Records for the exercise -
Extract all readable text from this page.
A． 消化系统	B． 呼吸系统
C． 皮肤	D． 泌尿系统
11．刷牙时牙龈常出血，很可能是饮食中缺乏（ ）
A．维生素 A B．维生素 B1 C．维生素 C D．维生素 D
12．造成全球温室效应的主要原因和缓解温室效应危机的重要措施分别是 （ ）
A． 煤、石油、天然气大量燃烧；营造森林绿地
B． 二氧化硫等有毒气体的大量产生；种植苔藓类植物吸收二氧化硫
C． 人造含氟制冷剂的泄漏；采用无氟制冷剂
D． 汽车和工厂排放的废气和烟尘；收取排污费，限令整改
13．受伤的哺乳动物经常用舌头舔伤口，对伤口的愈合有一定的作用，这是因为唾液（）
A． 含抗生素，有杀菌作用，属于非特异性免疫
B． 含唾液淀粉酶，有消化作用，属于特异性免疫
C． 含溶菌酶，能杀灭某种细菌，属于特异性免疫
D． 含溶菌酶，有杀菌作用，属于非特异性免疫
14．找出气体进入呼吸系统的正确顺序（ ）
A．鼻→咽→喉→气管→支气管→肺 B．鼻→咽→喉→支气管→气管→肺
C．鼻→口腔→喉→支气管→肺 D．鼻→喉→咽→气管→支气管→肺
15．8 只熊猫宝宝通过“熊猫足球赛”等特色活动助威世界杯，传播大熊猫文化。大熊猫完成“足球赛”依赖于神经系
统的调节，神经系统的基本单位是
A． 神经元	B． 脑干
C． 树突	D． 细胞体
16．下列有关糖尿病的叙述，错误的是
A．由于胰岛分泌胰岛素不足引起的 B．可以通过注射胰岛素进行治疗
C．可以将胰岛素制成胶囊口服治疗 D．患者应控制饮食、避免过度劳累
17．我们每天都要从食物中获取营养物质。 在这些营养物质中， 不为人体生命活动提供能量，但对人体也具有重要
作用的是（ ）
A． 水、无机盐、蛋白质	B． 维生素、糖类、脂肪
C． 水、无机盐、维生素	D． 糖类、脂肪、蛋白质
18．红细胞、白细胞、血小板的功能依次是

Directions for this task - Write out every entry word for word.

Expected answer -
Extract all readable text from this page.
A． 消化系统	B． 呼吸系统
C． 皮肤	D． 泌尿系统
11．刷牙时牙龈常出血，很可能是饮食中缺乏（ ）
A．维生素 A B．维生素 B1 C．维生素 C D．维生素 D
12．造成全球温室效应的主要原因和缓解温室效应危机的重要措施分别是 （ ）
A． 煤、石油、天然气大量燃烧；营造森林绿地
B． 二氧化硫等有毒气体的大量产生；种植苔藓类植物吸收二氧化硫
C． 人造含氟制冷剂的泄漏；采用无氟制冷剂
D． 汽车和工厂排放的废气和烟尘；收取排污费，限令整改
13．受伤的哺乳动物经常用舌头舔伤口，对伤口的愈合有一定的作用，这是因为唾液（）
A． 含抗生素，有杀菌作用，属于非特异性免疫
B． 含唾液淀粉酶，有消化作用，属于特异性免疫
C． 含溶菌酶，能杀灭某种细菌，属于特异性免疫
D． 含溶菌酶，有杀菌作用，属于非特异性免疫
14．找出气体进入呼吸系统的正确顺序（ ）
A．鼻→咽→喉→气管→支气管→肺 B．鼻→咽→喉→支气管→气管→肺
C．鼻→口腔→喉→支气管→肺 D．鼻→喉→咽→气管→支气管→肺
15．8 只熊猫宝宝通过“熊猫足球赛”等特色活动助威世界杯，传播大熊猫文化。大熊猫完成“足球赛”依赖于神经系
统的调节，神经系统的基本单位是
A． 神经元	B． 脑干
C． 树突	D． 细胞体
16．下列有关糖尿病的叙述，错误的是
A．由于胰岛分泌胰岛素不足引起的 B．可以通过注射胰岛素进行治疗
C．可以将胰岛素制成胶囊口服治疗 D．患者应控制饮食、避免过度劳累
17．我们每天都要从食物中获取营养物质。 在这些营养物质中， 不为人体生命活动提供能量，但对人体也具有重要
作用的是（ ）
A． 水、无机盐、蛋白质	B． 维生素、糖类、脂肪
C． 水、无机盐、维生素	D． 糖类、脂肪、蛋白质
18．红细胞、白细胞、血小板的功能依次是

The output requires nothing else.